Check each line of the records below for the word "neck" and copy those where it appears.
------ RAW RECORDS ------
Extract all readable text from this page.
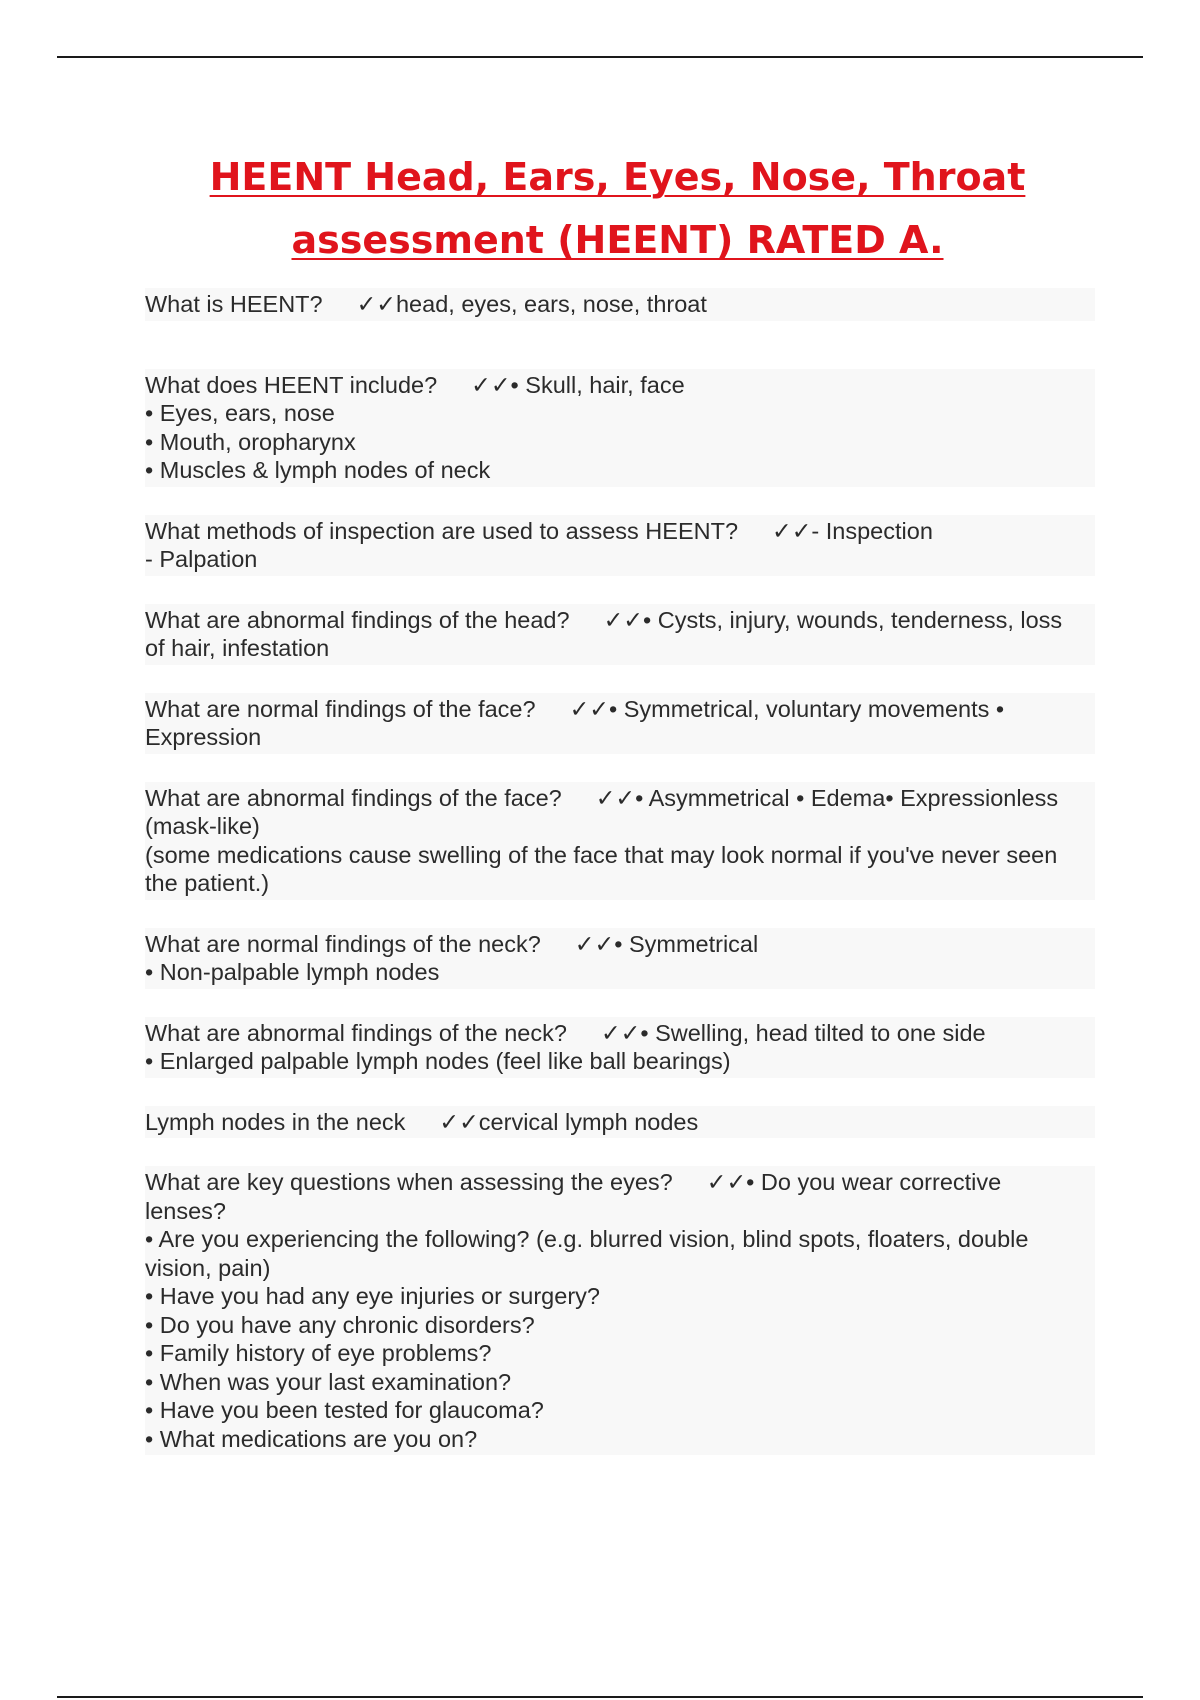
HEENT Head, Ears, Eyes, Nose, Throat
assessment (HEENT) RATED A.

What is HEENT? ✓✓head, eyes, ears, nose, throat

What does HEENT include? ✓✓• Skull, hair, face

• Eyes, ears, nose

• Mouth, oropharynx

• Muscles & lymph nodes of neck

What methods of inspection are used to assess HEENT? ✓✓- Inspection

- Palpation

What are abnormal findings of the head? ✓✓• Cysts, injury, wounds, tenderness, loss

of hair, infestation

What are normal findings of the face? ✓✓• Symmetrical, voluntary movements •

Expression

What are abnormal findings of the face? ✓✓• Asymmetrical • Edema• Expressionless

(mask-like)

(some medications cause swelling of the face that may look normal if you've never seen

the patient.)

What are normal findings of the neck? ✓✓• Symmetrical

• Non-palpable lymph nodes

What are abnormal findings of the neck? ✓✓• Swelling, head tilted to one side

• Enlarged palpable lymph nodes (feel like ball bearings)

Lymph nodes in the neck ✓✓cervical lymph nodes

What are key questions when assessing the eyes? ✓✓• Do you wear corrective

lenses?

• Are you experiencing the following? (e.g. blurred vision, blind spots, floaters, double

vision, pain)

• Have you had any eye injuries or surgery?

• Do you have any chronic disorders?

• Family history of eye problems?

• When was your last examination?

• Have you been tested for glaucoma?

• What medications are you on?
------
------ RAW RECORDS ------
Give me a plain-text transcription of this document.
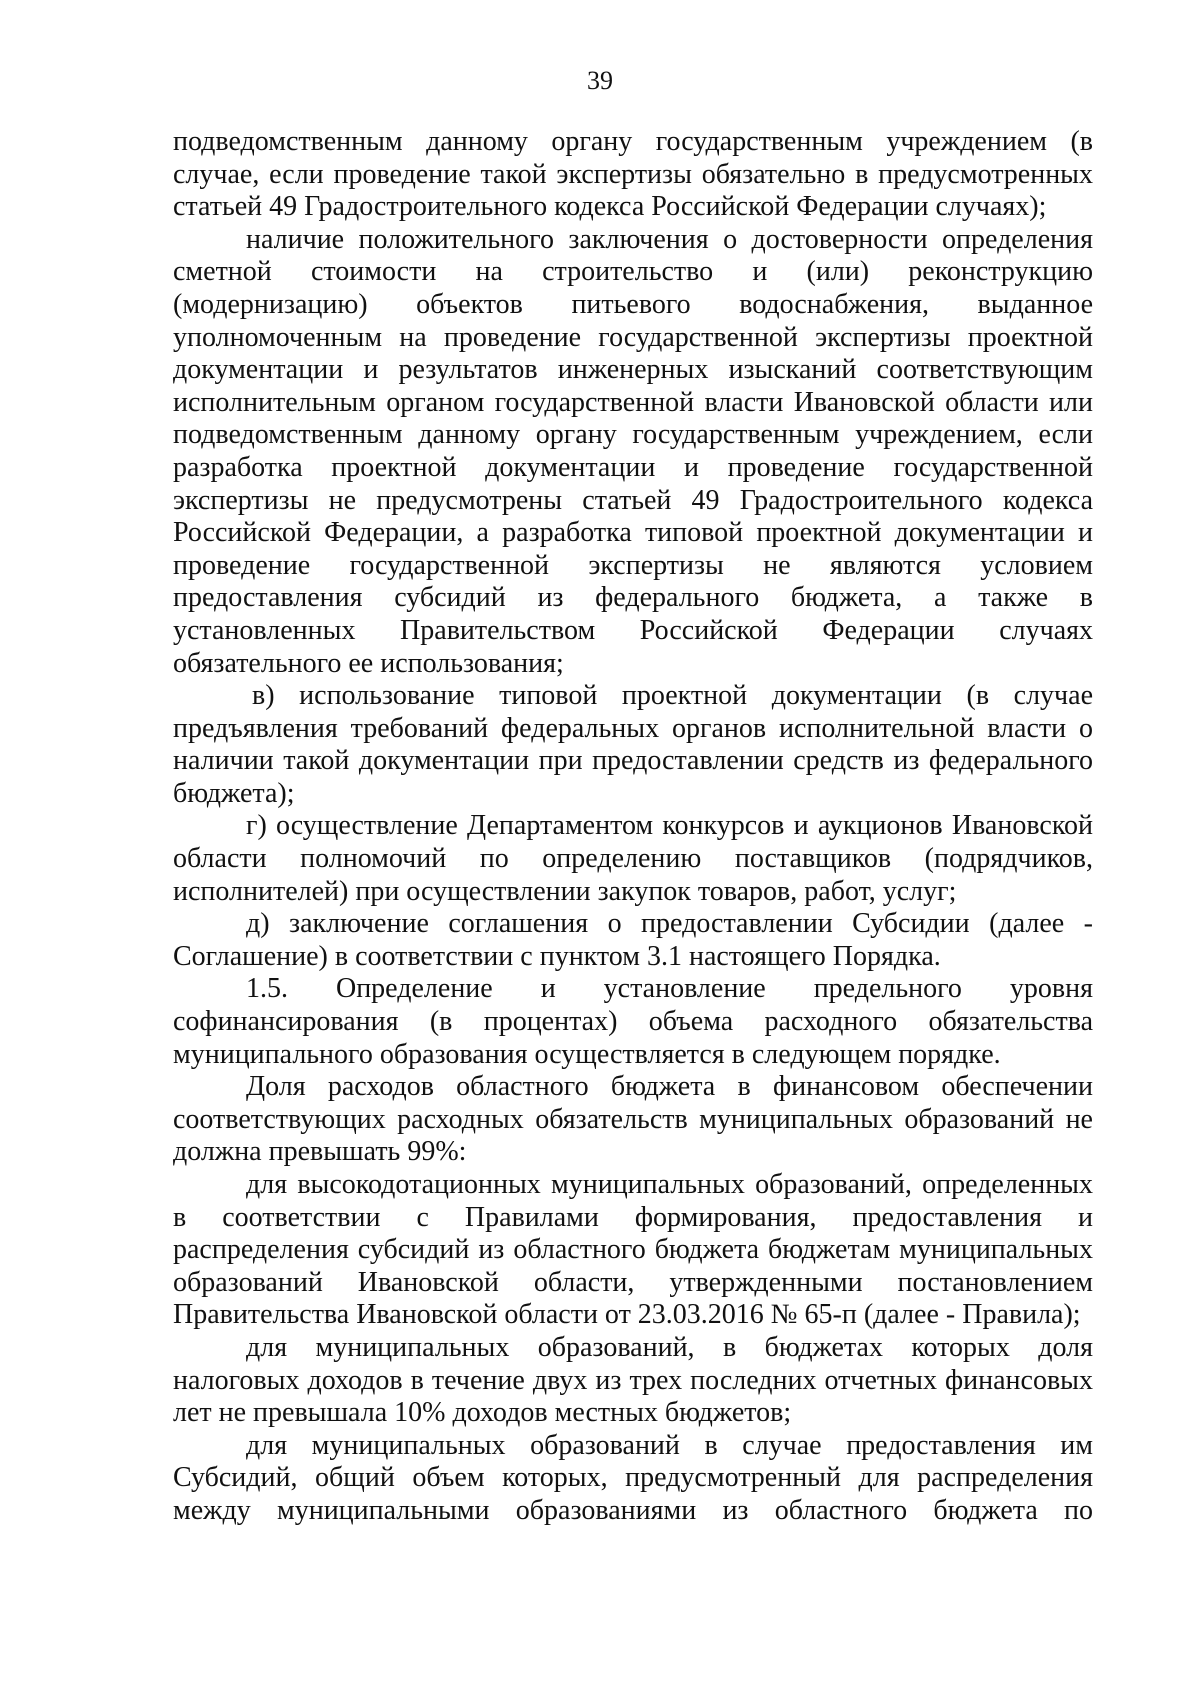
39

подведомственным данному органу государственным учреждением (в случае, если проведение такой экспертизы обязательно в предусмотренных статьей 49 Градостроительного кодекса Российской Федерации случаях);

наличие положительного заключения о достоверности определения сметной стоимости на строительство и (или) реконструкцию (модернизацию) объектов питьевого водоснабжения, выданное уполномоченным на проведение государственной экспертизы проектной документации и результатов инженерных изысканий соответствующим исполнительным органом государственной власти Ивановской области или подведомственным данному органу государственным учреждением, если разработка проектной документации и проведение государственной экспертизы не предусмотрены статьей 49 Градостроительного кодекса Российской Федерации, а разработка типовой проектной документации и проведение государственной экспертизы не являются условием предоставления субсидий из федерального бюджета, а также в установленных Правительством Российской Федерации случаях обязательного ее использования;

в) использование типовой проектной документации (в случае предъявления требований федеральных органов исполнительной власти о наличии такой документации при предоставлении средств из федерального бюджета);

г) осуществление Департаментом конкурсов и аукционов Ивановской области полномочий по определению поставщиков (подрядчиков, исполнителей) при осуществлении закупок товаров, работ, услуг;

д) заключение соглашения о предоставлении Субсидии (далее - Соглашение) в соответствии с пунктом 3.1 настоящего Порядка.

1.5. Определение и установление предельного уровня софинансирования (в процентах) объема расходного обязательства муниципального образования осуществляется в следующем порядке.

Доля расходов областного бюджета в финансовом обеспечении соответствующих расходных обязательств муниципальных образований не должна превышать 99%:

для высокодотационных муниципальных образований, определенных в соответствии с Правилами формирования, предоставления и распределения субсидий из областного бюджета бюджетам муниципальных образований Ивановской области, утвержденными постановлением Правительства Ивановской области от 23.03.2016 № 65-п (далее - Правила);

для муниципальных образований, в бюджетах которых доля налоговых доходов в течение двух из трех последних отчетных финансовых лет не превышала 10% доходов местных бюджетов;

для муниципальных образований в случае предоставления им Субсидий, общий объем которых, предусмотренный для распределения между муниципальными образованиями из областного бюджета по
------
------ RAW RECORDS ------
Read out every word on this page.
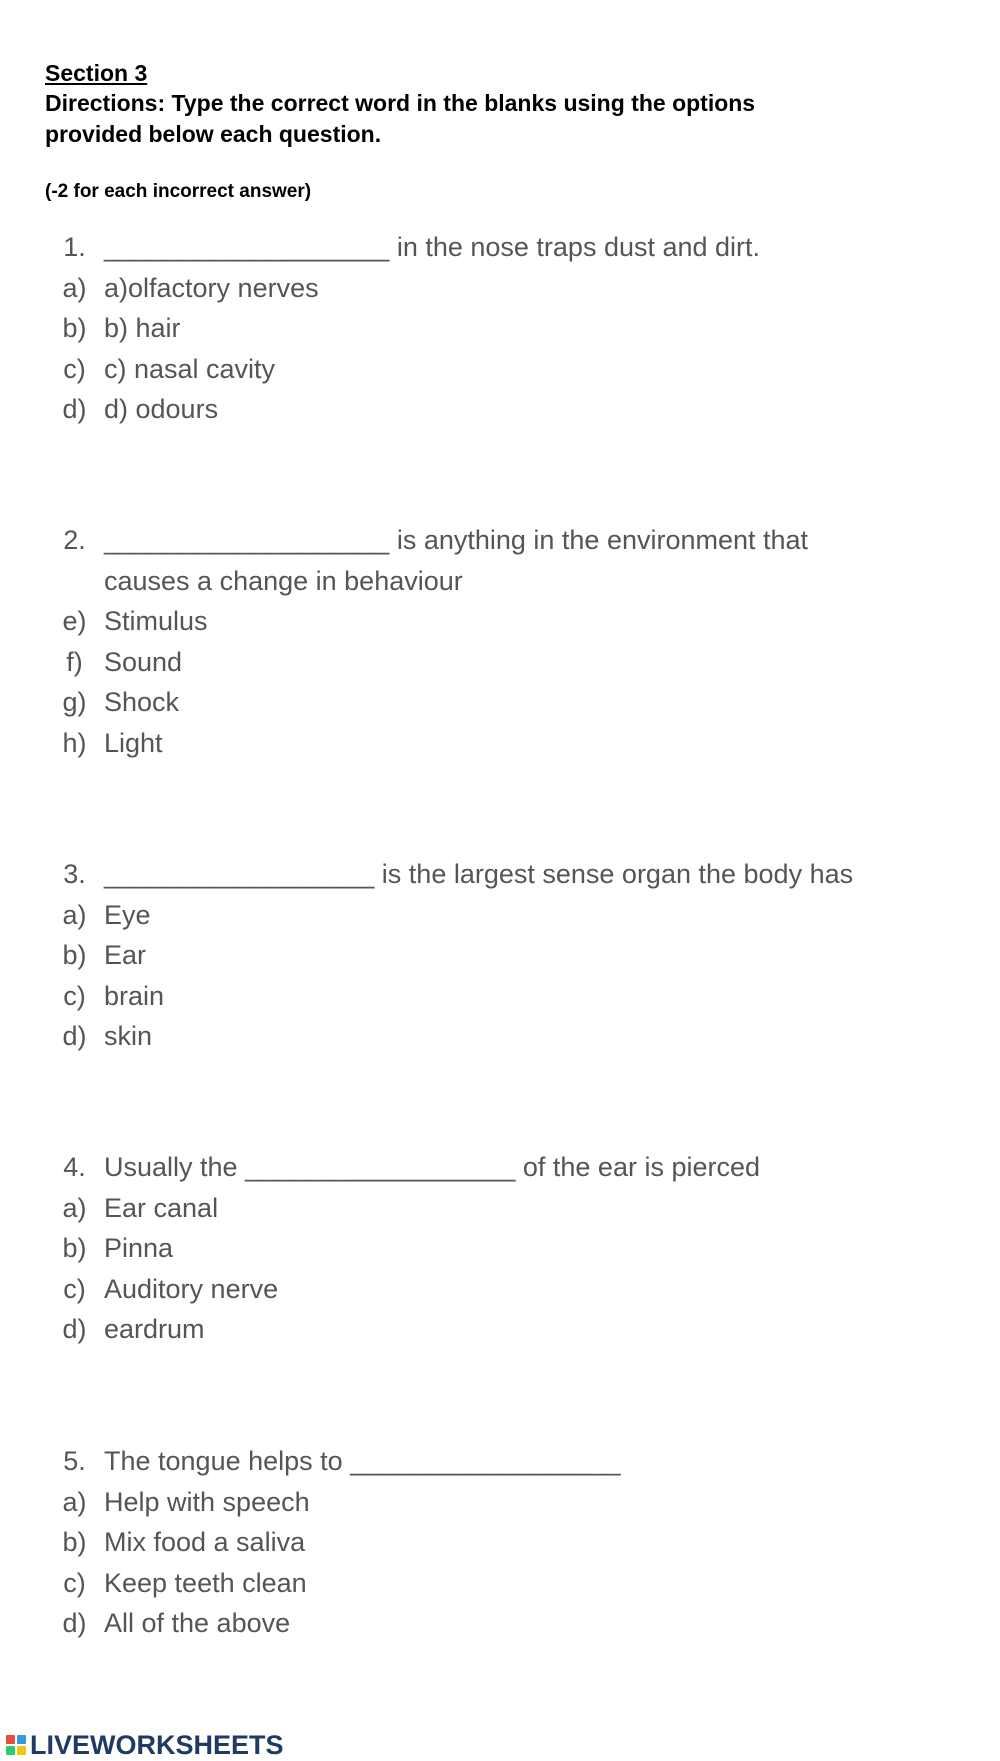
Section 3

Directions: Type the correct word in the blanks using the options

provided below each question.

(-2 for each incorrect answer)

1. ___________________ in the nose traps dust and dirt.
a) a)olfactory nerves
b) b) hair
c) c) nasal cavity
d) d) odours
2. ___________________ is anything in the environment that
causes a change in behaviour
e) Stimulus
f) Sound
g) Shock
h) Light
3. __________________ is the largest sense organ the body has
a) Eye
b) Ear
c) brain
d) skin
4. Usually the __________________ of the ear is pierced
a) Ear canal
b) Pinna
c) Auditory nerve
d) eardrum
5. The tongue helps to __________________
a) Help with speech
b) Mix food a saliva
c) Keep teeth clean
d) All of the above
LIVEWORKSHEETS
------
_EXERCISE SOLUTION_
• Muscles & lymph nodes of neck
What are normal findings of the neck? ✓✓• Symmetrical
What are abnormal findings of the neck? ✓✓• Swelling, head tilted to one side
Lymph nodes in the neck ✓✓cervical lymph nodes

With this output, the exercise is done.